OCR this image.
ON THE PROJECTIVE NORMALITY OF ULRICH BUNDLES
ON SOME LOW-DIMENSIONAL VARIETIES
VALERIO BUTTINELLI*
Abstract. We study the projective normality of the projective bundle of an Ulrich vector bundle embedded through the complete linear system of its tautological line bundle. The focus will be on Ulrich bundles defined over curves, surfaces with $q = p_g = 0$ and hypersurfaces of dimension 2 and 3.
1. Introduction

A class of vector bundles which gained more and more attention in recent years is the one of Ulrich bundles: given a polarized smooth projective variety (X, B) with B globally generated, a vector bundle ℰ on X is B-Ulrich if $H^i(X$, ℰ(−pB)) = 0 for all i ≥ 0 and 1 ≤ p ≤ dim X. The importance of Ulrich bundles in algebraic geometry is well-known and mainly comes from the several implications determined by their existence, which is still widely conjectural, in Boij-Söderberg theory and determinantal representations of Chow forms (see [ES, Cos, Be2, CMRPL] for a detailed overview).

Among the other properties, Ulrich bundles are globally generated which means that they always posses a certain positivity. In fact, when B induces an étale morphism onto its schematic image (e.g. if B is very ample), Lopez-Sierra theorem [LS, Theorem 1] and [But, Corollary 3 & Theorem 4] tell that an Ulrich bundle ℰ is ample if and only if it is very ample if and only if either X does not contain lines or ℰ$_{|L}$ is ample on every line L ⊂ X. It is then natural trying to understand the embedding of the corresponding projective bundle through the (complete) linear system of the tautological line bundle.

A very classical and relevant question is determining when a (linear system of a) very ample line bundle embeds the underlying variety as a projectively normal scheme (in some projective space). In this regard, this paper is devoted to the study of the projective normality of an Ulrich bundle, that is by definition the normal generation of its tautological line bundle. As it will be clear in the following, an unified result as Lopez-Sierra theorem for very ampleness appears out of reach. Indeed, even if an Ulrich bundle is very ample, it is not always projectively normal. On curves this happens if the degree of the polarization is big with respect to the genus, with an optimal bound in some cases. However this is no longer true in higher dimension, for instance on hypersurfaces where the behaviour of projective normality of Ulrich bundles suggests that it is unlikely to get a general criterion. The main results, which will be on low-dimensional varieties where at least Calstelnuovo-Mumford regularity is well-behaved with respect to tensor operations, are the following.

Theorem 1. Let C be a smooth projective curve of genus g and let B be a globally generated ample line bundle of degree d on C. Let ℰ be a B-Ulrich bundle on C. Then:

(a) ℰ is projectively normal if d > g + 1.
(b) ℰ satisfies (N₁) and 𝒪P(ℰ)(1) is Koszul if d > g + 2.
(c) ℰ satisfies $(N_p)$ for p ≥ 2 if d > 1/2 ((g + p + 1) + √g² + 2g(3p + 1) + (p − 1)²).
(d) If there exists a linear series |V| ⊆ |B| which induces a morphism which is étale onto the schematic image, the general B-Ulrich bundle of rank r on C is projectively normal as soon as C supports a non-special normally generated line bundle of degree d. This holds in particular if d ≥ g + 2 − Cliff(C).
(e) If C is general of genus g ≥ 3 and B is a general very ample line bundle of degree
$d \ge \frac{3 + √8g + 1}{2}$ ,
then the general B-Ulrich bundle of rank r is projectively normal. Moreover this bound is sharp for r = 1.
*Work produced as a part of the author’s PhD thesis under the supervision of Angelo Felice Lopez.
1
· · ·
What is expected: From the entries above, copy each line holding "rank".

Task result:
(d) If there exists a linear series |V| ⊆ |B| which induces a morphism which is étale onto the schematic image, the general B-Ulrich bundle of rank r on C is projectively normal as soon as C supports a non-special normally generated line bundle of degree d. This holds in particular if d ≥ g + 2 − Cliff(C).
then the general B-Ulrich bundle of rank r is projectively normal. Moreover this bound is sharp for r = 1.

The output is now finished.